[DIRECTIONS]:
Transcribe the records below exactly.

[TASK INPUTS]:
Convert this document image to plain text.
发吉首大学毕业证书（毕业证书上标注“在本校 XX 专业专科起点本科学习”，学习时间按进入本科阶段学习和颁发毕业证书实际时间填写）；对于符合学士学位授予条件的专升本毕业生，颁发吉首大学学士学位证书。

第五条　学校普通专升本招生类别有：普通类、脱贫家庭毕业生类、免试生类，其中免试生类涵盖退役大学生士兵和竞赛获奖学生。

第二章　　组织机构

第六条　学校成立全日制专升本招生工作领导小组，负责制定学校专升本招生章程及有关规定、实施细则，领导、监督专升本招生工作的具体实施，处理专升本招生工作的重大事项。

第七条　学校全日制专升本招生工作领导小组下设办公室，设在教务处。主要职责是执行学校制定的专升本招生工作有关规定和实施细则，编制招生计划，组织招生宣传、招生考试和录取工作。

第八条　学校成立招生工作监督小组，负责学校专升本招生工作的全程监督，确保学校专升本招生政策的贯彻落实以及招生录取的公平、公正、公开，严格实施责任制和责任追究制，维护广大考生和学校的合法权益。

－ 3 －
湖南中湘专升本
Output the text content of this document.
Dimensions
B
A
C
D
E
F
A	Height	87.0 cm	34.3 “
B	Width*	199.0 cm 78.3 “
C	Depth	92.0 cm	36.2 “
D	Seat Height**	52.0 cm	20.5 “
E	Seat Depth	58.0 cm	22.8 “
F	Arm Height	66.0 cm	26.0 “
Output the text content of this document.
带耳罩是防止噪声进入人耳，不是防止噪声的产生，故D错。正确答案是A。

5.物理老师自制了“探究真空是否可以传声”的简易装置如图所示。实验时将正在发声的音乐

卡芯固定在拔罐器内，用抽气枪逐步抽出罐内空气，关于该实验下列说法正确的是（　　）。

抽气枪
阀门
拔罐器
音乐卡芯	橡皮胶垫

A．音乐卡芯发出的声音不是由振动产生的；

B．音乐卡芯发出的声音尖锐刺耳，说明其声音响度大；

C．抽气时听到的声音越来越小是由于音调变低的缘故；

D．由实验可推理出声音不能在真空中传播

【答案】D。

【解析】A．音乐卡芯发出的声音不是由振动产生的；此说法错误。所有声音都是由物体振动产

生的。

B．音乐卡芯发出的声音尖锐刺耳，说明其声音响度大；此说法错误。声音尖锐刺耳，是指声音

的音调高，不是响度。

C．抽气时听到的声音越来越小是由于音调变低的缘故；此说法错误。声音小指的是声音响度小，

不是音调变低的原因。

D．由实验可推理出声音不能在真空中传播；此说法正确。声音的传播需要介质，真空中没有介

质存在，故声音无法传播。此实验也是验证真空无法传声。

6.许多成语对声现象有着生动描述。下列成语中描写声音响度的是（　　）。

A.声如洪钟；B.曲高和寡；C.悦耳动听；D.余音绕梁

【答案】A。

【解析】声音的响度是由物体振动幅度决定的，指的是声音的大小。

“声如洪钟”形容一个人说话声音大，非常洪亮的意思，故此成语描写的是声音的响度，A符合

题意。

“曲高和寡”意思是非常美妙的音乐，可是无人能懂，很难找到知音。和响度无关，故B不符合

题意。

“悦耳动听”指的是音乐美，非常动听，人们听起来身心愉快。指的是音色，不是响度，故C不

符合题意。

[ANSWER TO THE TASK]:
Convert this document image to plain text.
发吉首大学毕业证书（毕业证书上标注“在本校 XX 专业专科起点本科学习”，学习时间按进入本科阶段学习和颁发毕业证书实际时间填写）；对于符合学士学位授予条件的专升本毕业生，颁发吉首大学学士学位证书。

第五条　学校普通专升本招生类别有：普通类、脱贫家庭毕业生类、免试生类，其中免试生类涵盖退役大学生士兵和竞赛获奖学生。

第二章　　组织机构

第六条　学校成立全日制专升本招生工作领导小组，负责制定学校专升本招生章程及有关规定、实施细则，领导、监督专升本招生工作的具体实施，处理专升本招生工作的重大事项。

第七条　学校全日制专升本招生工作领导小组下设办公室，设在教务处。主要职责是执行学校制定的专升本招生工作有关规定和实施细则，编制招生计划，组织招生宣传、招生考试和录取工作。

第八条　学校成立招生工作监督小组，负责学校专升本招生工作的全程监督，确保学校专升本招生政策的贯彻落实以及招生录取的公平、公正、公开，严格实施责任制和责任追究制，维护广大考生和学校的合法权益。

－ 3 －
湖南中湘专升本
Output the text content of this document.
Dimensions
B
A
C
D
E
F
A	Height	87.0 cm	34.3 “
B	Width*	199.0 cm 78.3 “
C	Depth	92.0 cm	36.2 “
D	Seat Height**	52.0 cm	20.5 “
E	Seat Depth	58.0 cm	22.8 “
F	Arm Height	66.0 cm	26.0 “
Output the text content of this document.
带耳罩是防止噪声进入人耳，不是防止噪声的产生，故D错。正确答案是A。

5.物理老师自制了“探究真空是否可以传声”的简易装置如图所示。实验时将正在发声的音乐

卡芯固定在拔罐器内，用抽气枪逐步抽出罐内空气，关于该实验下列说法正确的是（　　）。

抽气枪
阀门
拔罐器
音乐卡芯	橡皮胶垫

A．音乐卡芯发出的声音不是由振动产生的；

B．音乐卡芯发出的声音尖锐刺耳，说明其声音响度大；

C．抽气时听到的声音越来越小是由于音调变低的缘故；

D．由实验可推理出声音不能在真空中传播

【答案】D。

【解析】A．音乐卡芯发出的声音不是由振动产生的；此说法错误。所有声音都是由物体振动产

生的。

B．音乐卡芯发出的声音尖锐刺耳，说明其声音响度大；此说法错误。声音尖锐刺耳，是指声音

的音调高，不是响度。

C．抽气时听到的声音越来越小是由于音调变低的缘故；此说法错误。声音小指的是声音响度小，

不是音调变低的原因。

D．由实验可推理出声音不能在真空中传播；此说法正确。声音的传播需要介质，真空中没有介

质存在，故声音无法传播。此实验也是验证真空无法传声。

6.许多成语对声现象有着生动描述。下列成语中描写声音响度的是（　　）。

A.声如洪钟；B.曲高和寡；C.悦耳动听；D.余音绕梁

【答案】A。

【解析】声音的响度是由物体振动幅度决定的，指的是声音的大小。

“声如洪钟”形容一个人说话声音大，非常洪亮的意思，故此成语描写的是声音的响度，A符合

题意。

“曲高和寡”意思是非常美妙的音乐，可是无人能懂，很难找到知音。和响度无关，故B不符合

题意。

“悦耳动听”指的是音乐美，非常动听，人们听起来身心愉快。指的是音色，不是响度，故C不

符合题意。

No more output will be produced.